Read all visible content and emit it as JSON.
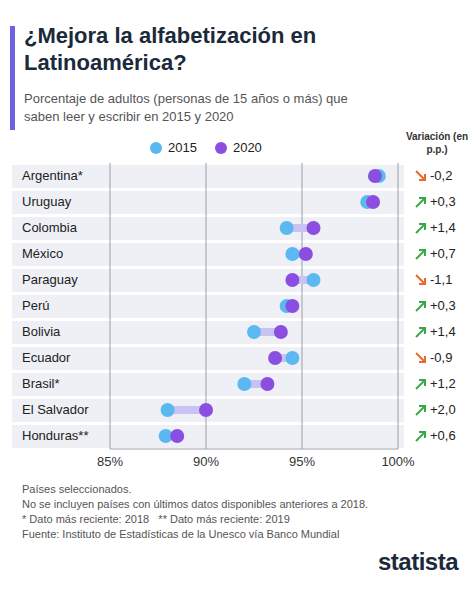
{
  "chart_data": {
    "type": "dumbbell",
    "title": "¿Mejora la alfabetización en Latinoamérica?",
    "subtitle": "Porcentaje de adultos (personas de 15 años o más) que saben leer y escribir en 2015 y 2020",
    "orientation": "horizontal",
    "categories": [
      "Argentina*",
      "Uruguay",
      "Colombia",
      "México",
      "Paraguay",
      "Perú",
      "Bolivia",
      "Ecuador",
      "Brasil*",
      "El Salvador",
      "Honduras**"
    ],
    "series": [
      {
        "name": "2015",
        "color": "#5cb8f0",
        "values": [
          99.0,
          98.4,
          94.2,
          94.5,
          95.6,
          94.2,
          92.5,
          94.5,
          92.0,
          88.0,
          87.9
        ]
      },
      {
        "name": "2020",
        "color": "#8a4ee0",
        "values": [
          98.8,
          98.7,
          95.6,
          95.2,
          94.5,
          94.5,
          93.9,
          93.6,
          93.2,
          90.0,
          88.5
        ]
      }
    ],
    "xlim": [
      85,
      100
    ],
    "xticks": [
      {
        "value": 85,
        "label": "85%"
      },
      {
        "value": 90,
        "label": "90%"
      },
      {
        "value": 95,
        "label": "95%"
      },
      {
        "value": 100,
        "label": "100%"
      }
    ],
    "grid": true,
    "legend": "top",
    "variation": {
      "title": "Variación (en p.p.)",
      "values": [
        -0.2,
        0.3,
        1.4,
        0.7,
        -1.1,
        0.3,
        1.4,
        -0.9,
        1.2,
        2.0,
        0.6
      ],
      "value_labels": [
        "-0,2",
        "+0,3",
        "+1,4",
        "+0,7",
        "-1,1",
        "+0,3",
        "+1,4",
        "-0,9",
        "+1,2",
        "+2,0",
        "+0,6"
      ]
    },
    "notes": [
      "Países seleccionados.",
      "No se incluyen países con últimos datos disponibles anteriores a 2018.",
      "* Dato más reciente: 2018   ** Dato más reciente: 2019"
    ],
    "source": "Fuente: Instituto de Estadísticas de la Unesco vía Banco Mundial",
    "logo": "statista"
  }
}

- - -

Each entry above should be reproduced exactly, with the pictures removed.

## COMPLETE RESPONSE
Read all visible content and emit it as JSON.
{
  "chart_data": {
    "type": "dumbbell",
    "title": "¿Mejora la alfabetización en Latinoamérica?",
    "subtitle": "Porcentaje de adultos (personas de 15 años o más) que saben leer y escribir en 2015 y 2020",
    "orientation": "horizontal",
    "categories": [
      "Argentina*",
      "Uruguay",
      "Colombia",
      "México",
      "Paraguay",
      "Perú",
      "Bolivia",
      "Ecuador",
      "Brasil*",
      "El Salvador",
      "Honduras**"
    ],
    "series": [
      {
        "name": "2015",
        "color": "#5cb8f0",
        "values": [
          99.0,
          98.4,
          94.2,
          94.5,
          95.6,
          94.2,
          92.5,
          94.5,
          92.0,
          88.0,
          87.9
        ]
      },
      {
        "name": "2020",
        "color": "#8a4ee0",
        "values": [
          98.8,
          98.7,
          95.6,
          95.2,
          94.5,
          94.5,
          93.9,
          93.6,
          93.2,
          90.0,
          88.5
        ]
      }
    ],
    "xlim": [
      85,
      100
    ],
    "xticks": [
      {
        "value": 85,
        "label": "85%"
      },
      {
        "value": 90,
        "label": "90%"
      },
      {
        "value": 95,
        "label": "95%"
      },
      {
        "value": 100,
        "label": "100%"
      }
    ],
    "grid": true,
    "legend": "top",
    "variation": {
      "title": "Variación (en p.p.)",
      "values": [
        -0.2,
        0.3,
        1.4,
        0.7,
        -1.1,
        0.3,
        1.4,
        -0.9,
        1.2,
        2.0,
        0.6
      ],
      "value_labels": [
        "-0,2",
        "+0,3",
        "+1,4",
        "+0,7",
        "-1,1",
        "+0,3",
        "+1,4",
        "-0,9",
        "+1,2",
        "+2,0",
        "+0,6"
      ]
    },
    "notes": [
      "Países seleccionados.",
      "No se incluyen países con últimos datos disponibles anteriores a 2018.",
      "* Dato más reciente: 2018   ** Dato más reciente: 2019"
    ],
    "source": "Fuente: Instituto de Estadísticas de la Unesco vía Banco Mundial",
    "logo": "statista"
  }
}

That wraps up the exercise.